BEGIN

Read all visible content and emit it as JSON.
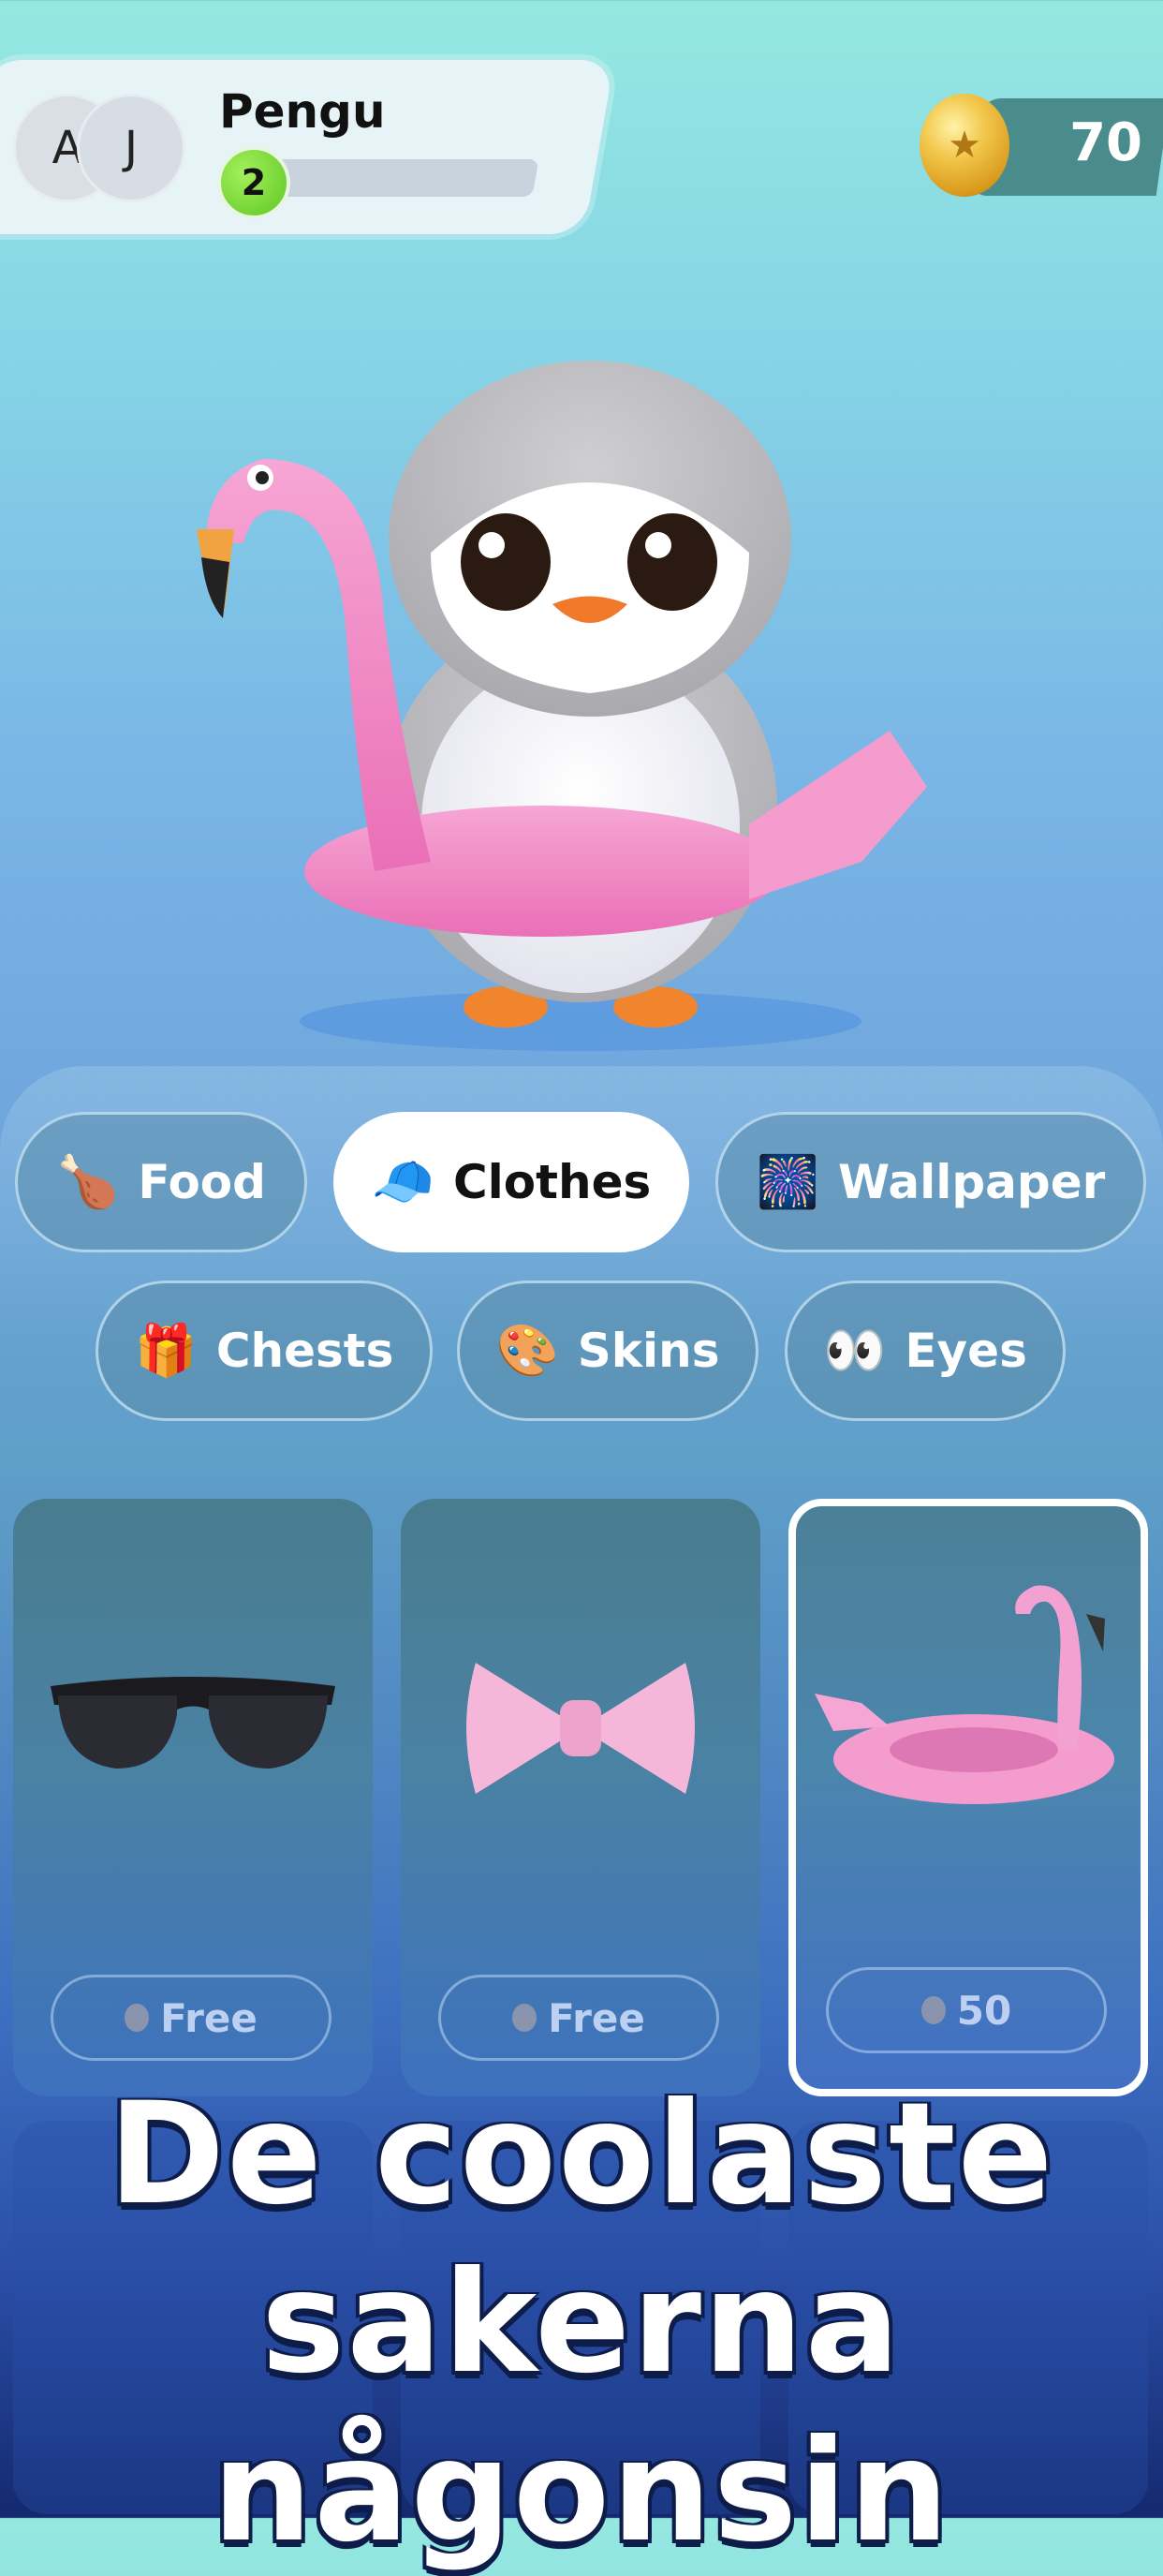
{
  "header": {
    "avatars": [
      "A",
      "J"
    ],
    "player_name": "Pengu",
    "level": "2",
    "coins": "70"
  },
  "tabs": [
    {
      "label": "Food",
      "icon": "drumstick-icon",
      "glyph": "🍗",
      "active": false
    },
    {
      "label": "Clothes",
      "icon": "cap-icon",
      "glyph": "🧢",
      "active": true
    },
    {
      "label": "Wallpaper",
      "icon": "fireworks-icon",
      "glyph": "🎆",
      "active": false
    },
    {
      "label": "Chests",
      "icon": "gift-icon",
      "glyph": "🎁",
      "active": false
    },
    {
      "label": "Skins",
      "icon": "palette-icon",
      "glyph": "🎨",
      "active": false
    },
    {
      "label": "Eyes",
      "icon": "eyes-icon",
      "glyph": "👀",
      "active": false
    }
  ],
  "items": [
    {
      "icon": "sunglasses-icon",
      "price": "Free",
      "selected": false
    },
    {
      "icon": "pink-bow-icon",
      "price": "Free",
      "selected": false
    },
    {
      "icon": "flamingo-float-icon",
      "price": "50",
      "selected": true
    }
  ],
  "promo": {
    "line1": "De coolaste",
    "line2": "sakerna",
    "line3": "någonsin"
  },
  "colors": {
    "accent_pink": "#f28ac4",
    "coin_gold": "#f2c74b",
    "level_green": "#5ec722",
    "active_tab_bg": "#ffffff"
  }
}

END

Leaving all pictures aside, quote each record exactly.

→ Completed exercise
Read all visible content and emit it as JSON.
{
  "header": {
    "avatars": [
      "A",
      "J"
    ],
    "player_name": "Pengu",
    "level": "2",
    "coins": "70"
  },
  "tabs": [
    {
      "label": "Food",
      "icon": "drumstick-icon",
      "glyph": "🍗",
      "active": false
    },
    {
      "label": "Clothes",
      "icon": "cap-icon",
      "glyph": "🧢",
      "active": true
    },
    {
      "label": "Wallpaper",
      "icon": "fireworks-icon",
      "glyph": "🎆",
      "active": false
    },
    {
      "label": "Chests",
      "icon": "gift-icon",
      "glyph": "🎁",
      "active": false
    },
    {
      "label": "Skins",
      "icon": "palette-icon",
      "glyph": "🎨",
      "active": false
    },
    {
      "label": "Eyes",
      "icon": "eyes-icon",
      "glyph": "👀",
      "active": false
    }
  ],
  "items": [
    {
      "icon": "sunglasses-icon",
      "price": "Free",
      "selected": false
    },
    {
      "icon": "pink-bow-icon",
      "price": "Free",
      "selected": false
    },
    {
      "icon": "flamingo-float-icon",
      "price": "50",
      "selected": true
    }
  ],
  "promo": {
    "line1": "De coolaste",
    "line2": "sakerna",
    "line3": "någonsin"
  },
  "colors": {
    "accent_pink": "#f28ac4",
    "coin_gold": "#f2c74b",
    "level_green": "#5ec722",
    "active_tab_bg": "#ffffff"
  }
}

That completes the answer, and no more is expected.